* START TASK INPUT *

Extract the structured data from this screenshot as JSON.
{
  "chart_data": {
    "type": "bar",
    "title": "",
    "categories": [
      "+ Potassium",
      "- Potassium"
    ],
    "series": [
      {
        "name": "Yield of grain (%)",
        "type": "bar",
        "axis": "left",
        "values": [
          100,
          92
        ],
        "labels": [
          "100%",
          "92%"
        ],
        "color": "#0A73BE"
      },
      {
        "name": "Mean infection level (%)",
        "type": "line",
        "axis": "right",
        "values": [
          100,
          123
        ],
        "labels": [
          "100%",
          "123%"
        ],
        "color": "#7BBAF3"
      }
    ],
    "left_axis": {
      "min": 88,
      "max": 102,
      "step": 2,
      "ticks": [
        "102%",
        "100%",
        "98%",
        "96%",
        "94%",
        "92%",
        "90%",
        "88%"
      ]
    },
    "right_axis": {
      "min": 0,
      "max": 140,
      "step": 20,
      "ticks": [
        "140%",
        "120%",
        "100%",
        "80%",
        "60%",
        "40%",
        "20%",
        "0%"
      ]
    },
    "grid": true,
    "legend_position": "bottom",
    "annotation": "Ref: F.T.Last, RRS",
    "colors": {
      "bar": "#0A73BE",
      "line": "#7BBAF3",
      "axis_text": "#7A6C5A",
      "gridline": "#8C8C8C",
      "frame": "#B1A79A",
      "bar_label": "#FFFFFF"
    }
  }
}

* END TASK INPUT *

* **GIVEN TASK**
Copy down the material exactly as written.

* **ANSWER TO THE EXERCISE**
Extract the structured data from this screenshot as JSON.
{
  "chart_data": {
    "type": "bar",
    "title": "",
    "categories": [
      "+ Potassium",
      "- Potassium"
    ],
    "series": [
      {
        "name": "Yield of grain (%)",
        "type": "bar",
        "axis": "left",
        "values": [
          100,
          92
        ],
        "labels": [
          "100%",
          "92%"
        ],
        "color": "#0A73BE"
      },
      {
        "name": "Mean infection level (%)",
        "type": "line",
        "axis": "right",
        "values": [
          100,
          123
        ],
        "labels": [
          "100%",
          "123%"
        ],
        "color": "#7BBAF3"
      }
    ],
    "left_axis": {
      "min": 88,
      "max": 102,
      "step": 2,
      "ticks": [
        "102%",
        "100%",
        "98%",
        "96%",
        "94%",
        "92%",
        "90%",
        "88%"
      ]
    },
    "right_axis": {
      "min": 0,
      "max": 140,
      "step": 20,
      "ticks": [
        "140%",
        "120%",
        "100%",
        "80%",
        "60%",
        "40%",
        "20%",
        "0%"
      ]
    },
    "grid": true,
    "legend_position": "bottom",
    "annotation": "Ref: F.T.Last, RRS",
    "colors": {
      "bar": "#0A73BE",
      "line": "#7BBAF3",
      "axis_text": "#7A6C5A",
      "gridline": "#8C8C8C",
      "frame": "#B1A79A",
      "bar_label": "#FFFFFF"
    }
  }
}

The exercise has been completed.